• **What you need to do**
To complete the exercise, write out all the data exactly.

• **Data supplied**
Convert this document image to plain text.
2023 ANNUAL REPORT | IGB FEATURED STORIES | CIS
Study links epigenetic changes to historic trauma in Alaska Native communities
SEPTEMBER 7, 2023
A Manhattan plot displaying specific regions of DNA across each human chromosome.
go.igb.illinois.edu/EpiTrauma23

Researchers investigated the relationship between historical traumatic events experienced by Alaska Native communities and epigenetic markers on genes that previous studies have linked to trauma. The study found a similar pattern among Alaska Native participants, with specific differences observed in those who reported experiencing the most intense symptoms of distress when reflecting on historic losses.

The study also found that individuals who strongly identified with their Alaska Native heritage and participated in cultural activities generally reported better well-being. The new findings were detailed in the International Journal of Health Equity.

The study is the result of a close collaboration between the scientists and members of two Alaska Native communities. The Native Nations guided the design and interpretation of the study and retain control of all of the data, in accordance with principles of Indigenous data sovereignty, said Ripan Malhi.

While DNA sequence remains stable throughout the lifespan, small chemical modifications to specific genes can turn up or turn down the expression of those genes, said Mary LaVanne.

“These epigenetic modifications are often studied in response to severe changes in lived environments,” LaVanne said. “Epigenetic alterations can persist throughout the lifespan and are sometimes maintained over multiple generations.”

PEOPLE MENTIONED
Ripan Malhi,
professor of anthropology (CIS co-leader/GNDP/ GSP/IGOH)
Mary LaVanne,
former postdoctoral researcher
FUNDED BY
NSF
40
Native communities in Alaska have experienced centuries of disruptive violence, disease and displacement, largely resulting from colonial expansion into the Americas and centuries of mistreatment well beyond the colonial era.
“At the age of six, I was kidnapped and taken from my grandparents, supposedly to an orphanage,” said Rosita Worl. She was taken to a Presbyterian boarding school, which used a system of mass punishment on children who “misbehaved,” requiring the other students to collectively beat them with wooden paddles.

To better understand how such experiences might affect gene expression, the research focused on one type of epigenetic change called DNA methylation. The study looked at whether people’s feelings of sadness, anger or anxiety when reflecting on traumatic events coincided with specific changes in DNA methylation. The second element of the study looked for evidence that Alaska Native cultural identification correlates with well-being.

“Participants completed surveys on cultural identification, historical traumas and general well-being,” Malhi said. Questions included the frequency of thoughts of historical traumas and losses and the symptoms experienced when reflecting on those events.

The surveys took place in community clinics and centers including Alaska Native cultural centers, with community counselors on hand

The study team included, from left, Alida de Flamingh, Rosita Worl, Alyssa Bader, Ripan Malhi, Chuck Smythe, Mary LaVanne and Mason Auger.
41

• **Solution to the exercise**
Convert this document image to plain text.
2023 ANNUAL REPORT | IGB FEATURED STORIES | CIS
Study links epigenetic changes to historic trauma in Alaska Native communities
SEPTEMBER 7, 2023
A Manhattan plot displaying specific regions of DNA across each human chromosome.
go.igb.illinois.edu/EpiTrauma23

Researchers investigated the relationship between historical traumatic events experienced by Alaska Native communities and epigenetic markers on genes that previous studies have linked to trauma. The study found a similar pattern among Alaska Native participants, with specific differences observed in those who reported experiencing the most intense symptoms of distress when reflecting on historic losses.

The study also found that individuals who strongly identified with their Alaska Native heritage and participated in cultural activities generally reported better well-being. The new findings were detailed in the International Journal of Health Equity.

The study is the result of a close collaboration between the scientists and members of two Alaska Native communities. The Native Nations guided the design and interpretation of the study and retain control of all of the data, in accordance with principles of Indigenous data sovereignty, said Ripan Malhi.

While DNA sequence remains stable throughout the lifespan, small chemical modifications to specific genes can turn up or turn down the expression of those genes, said Mary LaVanne.

“These epigenetic modifications are often studied in response to severe changes in lived environments,” LaVanne said. “Epigenetic alterations can persist throughout the lifespan and are sometimes maintained over multiple generations.”

PEOPLE MENTIONED
Ripan Malhi,
professor of anthropology (CIS co-leader/GNDP/ GSP/IGOH)
Mary LaVanne,
former postdoctoral researcher
FUNDED BY
NSF
40
Native communities in Alaska have experienced centuries of disruptive violence, disease and displacement, largely resulting from colonial expansion into the Americas and centuries of mistreatment well beyond the colonial era.
“At the age of six, I was kidnapped and taken from my grandparents, supposedly to an orphanage,” said Rosita Worl. She was taken to a Presbyterian boarding school, which used a system of mass punishment on children who “misbehaved,” requiring the other students to collectively beat them with wooden paddles.

To better understand how such experiences might affect gene expression, the research focused on one type of epigenetic change called DNA methylation. The study looked at whether people’s feelings of sadness, anger or anxiety when reflecting on traumatic events coincided with specific changes in DNA methylation. The second element of the study looked for evidence that Alaska Native cultural identification correlates with well-being.

“Participants completed surveys on cultural identification, historical traumas and general well-being,” Malhi said. Questions included the frequency of thoughts of historical traumas and losses and the symptoms experienced when reflecting on those events.

The surveys took place in community clinics and centers including Alaska Native cultural centers, with community counselors on hand

The study team included, from left, Alida de Flamingh, Rosita Worl, Alyssa Bader, Ripan Malhi, Chuck Smythe, Mary LaVanne and Mason Auger.
41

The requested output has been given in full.